= Task brief =
Your answer is a single number: how many lines hold the word "header"?

= The records =
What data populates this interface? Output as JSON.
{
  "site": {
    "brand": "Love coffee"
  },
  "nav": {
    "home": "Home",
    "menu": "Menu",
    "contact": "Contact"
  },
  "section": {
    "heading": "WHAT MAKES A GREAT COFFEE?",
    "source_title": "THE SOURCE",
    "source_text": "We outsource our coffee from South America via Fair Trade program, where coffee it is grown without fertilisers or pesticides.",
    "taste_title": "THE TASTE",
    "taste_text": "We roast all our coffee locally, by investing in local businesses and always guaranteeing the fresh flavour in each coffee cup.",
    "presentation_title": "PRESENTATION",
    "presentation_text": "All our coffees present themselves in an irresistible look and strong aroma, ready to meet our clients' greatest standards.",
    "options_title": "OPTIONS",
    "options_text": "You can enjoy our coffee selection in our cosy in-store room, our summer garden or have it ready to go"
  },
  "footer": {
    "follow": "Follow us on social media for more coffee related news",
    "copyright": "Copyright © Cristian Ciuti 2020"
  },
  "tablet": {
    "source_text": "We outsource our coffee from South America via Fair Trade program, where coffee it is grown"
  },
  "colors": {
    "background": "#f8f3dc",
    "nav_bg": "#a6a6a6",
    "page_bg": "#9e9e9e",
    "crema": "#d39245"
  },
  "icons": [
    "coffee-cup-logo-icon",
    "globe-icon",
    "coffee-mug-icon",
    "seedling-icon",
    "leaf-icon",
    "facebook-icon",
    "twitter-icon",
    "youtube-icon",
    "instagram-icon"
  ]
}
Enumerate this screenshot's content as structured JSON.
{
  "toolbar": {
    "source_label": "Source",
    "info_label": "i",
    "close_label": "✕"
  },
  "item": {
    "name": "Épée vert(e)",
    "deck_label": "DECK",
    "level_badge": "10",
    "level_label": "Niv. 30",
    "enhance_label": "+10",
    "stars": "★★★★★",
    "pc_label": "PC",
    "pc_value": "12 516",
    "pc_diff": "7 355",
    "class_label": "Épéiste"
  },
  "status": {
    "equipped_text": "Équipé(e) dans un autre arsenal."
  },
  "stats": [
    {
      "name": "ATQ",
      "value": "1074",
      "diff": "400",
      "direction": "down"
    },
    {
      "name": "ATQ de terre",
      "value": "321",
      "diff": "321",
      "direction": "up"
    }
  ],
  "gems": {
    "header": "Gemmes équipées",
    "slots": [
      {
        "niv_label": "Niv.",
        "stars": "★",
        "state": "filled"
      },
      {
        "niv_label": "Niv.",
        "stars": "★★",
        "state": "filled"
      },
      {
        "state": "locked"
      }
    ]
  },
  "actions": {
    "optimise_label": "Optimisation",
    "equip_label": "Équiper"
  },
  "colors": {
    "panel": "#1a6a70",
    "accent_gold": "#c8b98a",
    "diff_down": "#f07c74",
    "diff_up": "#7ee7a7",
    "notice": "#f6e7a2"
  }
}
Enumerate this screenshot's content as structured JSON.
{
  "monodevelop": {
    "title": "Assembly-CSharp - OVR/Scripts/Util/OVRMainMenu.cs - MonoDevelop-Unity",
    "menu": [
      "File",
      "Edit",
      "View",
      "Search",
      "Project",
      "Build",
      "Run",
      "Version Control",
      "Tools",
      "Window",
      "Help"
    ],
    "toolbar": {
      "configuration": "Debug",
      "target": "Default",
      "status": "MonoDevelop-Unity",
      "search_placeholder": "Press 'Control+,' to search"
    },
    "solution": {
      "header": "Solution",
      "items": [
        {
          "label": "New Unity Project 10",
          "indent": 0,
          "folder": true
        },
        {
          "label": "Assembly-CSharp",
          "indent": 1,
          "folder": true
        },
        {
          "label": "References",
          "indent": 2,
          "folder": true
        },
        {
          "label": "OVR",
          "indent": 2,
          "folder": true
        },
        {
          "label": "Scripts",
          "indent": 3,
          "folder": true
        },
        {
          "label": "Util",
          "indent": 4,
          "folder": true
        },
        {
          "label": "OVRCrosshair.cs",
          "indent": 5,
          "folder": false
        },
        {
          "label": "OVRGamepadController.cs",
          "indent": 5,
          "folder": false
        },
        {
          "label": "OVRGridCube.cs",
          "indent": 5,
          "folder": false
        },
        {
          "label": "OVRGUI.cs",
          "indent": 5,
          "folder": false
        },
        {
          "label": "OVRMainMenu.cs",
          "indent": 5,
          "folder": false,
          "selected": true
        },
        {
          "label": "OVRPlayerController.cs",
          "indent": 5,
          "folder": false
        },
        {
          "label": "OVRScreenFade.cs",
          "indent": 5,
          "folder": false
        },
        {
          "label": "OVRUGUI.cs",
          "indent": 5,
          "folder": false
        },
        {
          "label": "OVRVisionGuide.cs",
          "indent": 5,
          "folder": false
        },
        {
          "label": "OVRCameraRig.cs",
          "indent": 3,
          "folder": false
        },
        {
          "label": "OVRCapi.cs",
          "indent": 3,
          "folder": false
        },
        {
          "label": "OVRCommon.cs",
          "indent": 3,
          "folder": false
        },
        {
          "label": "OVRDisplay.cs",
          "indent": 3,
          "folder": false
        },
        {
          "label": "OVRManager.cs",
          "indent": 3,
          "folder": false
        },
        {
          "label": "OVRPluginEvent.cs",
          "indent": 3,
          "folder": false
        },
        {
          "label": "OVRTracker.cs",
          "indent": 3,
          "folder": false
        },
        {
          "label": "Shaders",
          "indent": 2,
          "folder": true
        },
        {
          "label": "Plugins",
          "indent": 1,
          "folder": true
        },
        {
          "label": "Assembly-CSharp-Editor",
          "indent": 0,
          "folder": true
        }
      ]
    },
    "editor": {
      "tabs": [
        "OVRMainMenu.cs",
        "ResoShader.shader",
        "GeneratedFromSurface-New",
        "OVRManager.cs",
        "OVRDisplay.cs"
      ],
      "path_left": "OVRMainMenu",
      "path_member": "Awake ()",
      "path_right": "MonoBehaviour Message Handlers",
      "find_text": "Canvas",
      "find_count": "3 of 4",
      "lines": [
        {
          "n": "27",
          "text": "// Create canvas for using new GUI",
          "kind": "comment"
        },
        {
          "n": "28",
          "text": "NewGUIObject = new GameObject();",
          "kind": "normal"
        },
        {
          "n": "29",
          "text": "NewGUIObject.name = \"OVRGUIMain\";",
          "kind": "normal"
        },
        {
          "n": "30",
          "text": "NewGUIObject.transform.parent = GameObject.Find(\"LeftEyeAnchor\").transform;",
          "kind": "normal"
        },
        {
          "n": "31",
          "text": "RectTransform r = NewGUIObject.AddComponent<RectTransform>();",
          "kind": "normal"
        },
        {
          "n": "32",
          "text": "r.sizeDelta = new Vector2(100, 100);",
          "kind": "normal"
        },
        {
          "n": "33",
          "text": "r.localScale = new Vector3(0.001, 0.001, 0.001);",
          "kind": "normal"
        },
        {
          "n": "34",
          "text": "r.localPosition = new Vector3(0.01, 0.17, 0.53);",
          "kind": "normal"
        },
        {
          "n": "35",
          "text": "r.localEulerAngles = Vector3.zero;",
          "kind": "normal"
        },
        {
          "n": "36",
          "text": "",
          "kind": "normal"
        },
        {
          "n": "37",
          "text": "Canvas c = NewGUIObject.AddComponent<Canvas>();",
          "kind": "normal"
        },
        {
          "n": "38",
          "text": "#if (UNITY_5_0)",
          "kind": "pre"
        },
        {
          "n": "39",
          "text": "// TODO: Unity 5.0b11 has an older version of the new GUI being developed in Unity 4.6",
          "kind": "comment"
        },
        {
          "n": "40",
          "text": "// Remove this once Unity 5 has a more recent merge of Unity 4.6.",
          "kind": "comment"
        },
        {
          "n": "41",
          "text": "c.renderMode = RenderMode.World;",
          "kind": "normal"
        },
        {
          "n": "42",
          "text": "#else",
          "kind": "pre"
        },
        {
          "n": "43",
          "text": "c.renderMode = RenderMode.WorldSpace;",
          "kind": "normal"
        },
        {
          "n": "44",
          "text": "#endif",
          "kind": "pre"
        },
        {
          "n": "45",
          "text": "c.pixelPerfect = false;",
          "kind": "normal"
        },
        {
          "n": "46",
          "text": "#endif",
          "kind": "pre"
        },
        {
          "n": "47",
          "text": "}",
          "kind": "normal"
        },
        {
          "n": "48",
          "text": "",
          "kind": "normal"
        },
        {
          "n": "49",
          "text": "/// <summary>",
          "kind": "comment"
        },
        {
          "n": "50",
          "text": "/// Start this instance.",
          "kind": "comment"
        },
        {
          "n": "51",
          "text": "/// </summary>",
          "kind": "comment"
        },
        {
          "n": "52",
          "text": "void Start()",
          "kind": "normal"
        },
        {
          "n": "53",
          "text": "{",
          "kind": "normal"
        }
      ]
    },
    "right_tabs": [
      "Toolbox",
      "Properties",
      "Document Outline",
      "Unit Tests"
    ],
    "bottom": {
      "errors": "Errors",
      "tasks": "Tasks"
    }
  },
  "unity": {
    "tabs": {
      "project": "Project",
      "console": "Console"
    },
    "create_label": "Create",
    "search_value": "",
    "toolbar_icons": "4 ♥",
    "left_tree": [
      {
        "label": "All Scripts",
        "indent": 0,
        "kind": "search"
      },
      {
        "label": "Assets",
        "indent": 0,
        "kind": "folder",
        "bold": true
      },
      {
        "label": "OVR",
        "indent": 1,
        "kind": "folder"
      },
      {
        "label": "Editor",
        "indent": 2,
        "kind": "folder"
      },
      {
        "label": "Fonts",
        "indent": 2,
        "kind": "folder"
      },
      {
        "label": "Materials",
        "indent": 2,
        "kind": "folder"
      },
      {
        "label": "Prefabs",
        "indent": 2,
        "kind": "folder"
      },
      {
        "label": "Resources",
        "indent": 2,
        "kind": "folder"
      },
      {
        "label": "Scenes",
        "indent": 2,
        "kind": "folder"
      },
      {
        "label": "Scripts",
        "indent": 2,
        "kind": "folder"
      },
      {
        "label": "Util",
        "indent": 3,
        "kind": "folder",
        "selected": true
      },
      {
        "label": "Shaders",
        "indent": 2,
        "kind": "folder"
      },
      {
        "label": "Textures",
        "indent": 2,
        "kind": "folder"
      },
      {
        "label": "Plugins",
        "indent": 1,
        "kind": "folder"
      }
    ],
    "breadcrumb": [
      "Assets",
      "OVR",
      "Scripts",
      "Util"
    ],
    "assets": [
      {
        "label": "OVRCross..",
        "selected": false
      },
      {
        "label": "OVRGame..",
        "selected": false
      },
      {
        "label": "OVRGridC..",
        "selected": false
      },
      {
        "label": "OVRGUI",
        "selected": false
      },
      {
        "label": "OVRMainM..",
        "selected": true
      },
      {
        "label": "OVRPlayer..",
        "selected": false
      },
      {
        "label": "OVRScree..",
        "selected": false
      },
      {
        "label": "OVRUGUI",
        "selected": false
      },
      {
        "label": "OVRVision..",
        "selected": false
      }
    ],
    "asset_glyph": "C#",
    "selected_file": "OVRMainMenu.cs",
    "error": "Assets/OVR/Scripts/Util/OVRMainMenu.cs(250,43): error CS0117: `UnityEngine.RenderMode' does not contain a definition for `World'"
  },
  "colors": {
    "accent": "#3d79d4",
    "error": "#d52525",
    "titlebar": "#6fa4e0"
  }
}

= Exercise result =
2